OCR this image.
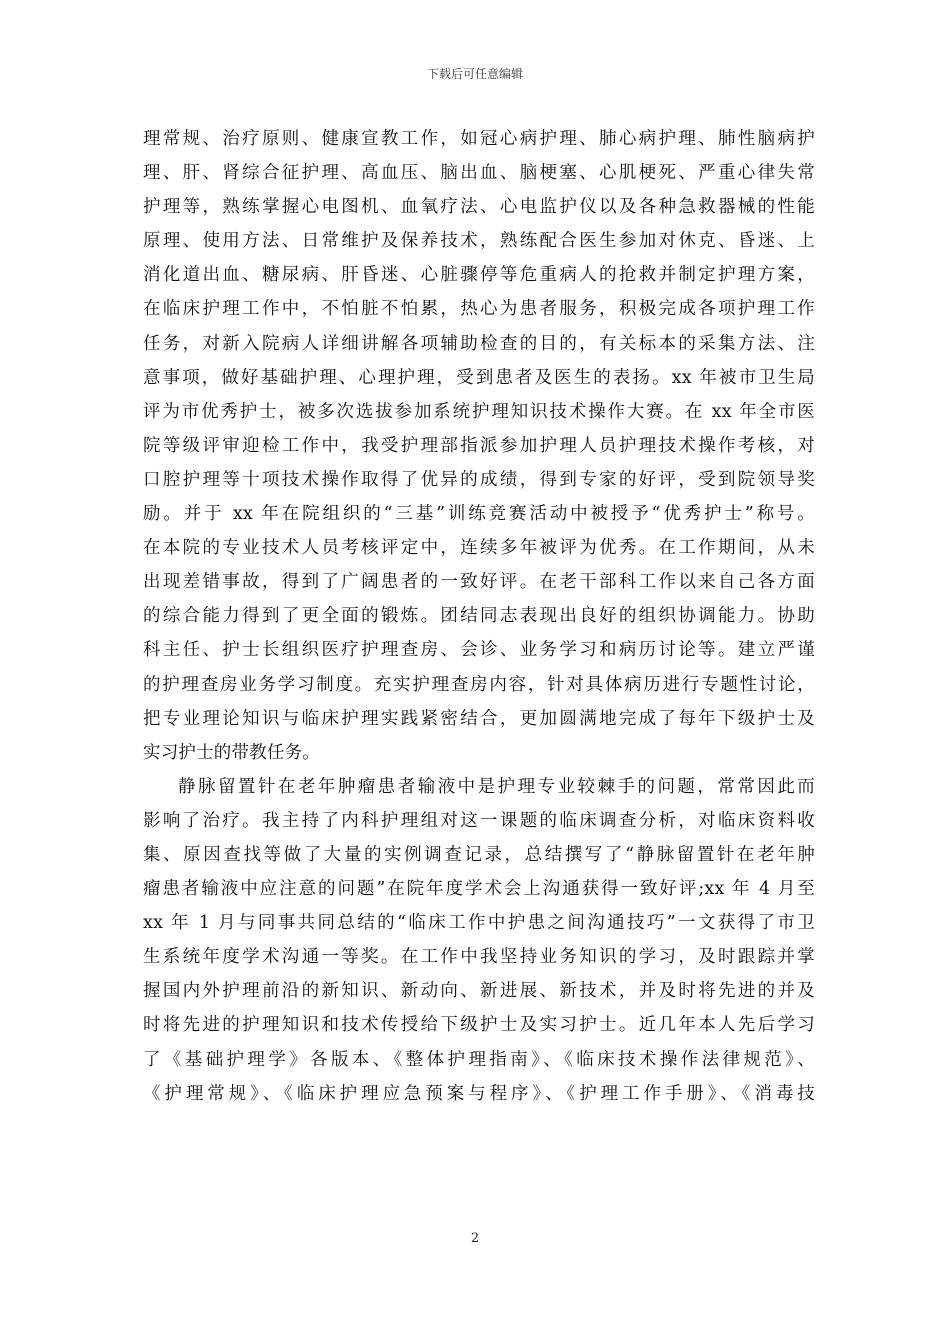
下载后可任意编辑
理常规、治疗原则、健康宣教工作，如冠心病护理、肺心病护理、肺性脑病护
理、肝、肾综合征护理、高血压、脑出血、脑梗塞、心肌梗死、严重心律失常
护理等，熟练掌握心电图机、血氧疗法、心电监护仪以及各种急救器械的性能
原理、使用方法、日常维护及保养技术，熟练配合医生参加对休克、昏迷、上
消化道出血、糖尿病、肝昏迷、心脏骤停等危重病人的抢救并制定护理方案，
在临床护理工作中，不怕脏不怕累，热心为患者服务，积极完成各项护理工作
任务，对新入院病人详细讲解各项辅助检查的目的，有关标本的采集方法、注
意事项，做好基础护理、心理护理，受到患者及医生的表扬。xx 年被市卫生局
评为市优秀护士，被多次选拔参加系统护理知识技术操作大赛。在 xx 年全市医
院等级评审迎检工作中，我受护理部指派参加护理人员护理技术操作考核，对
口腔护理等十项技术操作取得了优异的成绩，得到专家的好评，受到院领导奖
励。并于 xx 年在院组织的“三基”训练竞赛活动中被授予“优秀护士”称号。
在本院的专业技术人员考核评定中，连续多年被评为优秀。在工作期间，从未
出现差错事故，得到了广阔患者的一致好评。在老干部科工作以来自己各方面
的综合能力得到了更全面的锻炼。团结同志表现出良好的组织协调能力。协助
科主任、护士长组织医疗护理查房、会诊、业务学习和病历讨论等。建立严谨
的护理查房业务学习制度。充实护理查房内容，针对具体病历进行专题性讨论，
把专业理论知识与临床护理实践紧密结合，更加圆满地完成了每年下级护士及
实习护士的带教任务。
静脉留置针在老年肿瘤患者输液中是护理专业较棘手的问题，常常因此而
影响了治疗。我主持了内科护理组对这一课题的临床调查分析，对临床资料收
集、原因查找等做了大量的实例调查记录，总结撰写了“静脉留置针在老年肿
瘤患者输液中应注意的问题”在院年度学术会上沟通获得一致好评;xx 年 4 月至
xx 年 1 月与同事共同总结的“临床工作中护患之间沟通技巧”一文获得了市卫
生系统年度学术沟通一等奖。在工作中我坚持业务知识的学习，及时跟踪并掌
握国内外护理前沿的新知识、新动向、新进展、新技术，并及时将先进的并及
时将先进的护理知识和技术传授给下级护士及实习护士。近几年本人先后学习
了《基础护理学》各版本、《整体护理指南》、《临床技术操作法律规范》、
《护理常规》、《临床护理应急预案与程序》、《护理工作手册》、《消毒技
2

------------------------------------------------------------

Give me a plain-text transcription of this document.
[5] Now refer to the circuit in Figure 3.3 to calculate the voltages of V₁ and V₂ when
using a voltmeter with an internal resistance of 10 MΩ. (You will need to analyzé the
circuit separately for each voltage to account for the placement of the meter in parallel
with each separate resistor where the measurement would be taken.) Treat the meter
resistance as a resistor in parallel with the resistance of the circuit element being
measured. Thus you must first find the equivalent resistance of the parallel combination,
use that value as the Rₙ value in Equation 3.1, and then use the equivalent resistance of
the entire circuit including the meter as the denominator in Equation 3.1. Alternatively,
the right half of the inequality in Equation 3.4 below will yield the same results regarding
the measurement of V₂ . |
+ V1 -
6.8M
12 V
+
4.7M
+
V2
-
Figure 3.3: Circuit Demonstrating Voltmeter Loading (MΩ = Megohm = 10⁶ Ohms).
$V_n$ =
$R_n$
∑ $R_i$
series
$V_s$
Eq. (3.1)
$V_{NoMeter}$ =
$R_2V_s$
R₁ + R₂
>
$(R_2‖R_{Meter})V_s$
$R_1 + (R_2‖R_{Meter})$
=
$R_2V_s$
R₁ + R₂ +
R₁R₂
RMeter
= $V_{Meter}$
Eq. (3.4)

------------------------------------------------------------

# TASK STATEMENT
Look over the listing above. Pick out and copy every line that includes "equivalent".

# REPLY
measured. Thus you must first find the equivalent resistance of the parallel combination,
use that value as the Rₙ value in Equation 3.1, and then use the equivalent resistance of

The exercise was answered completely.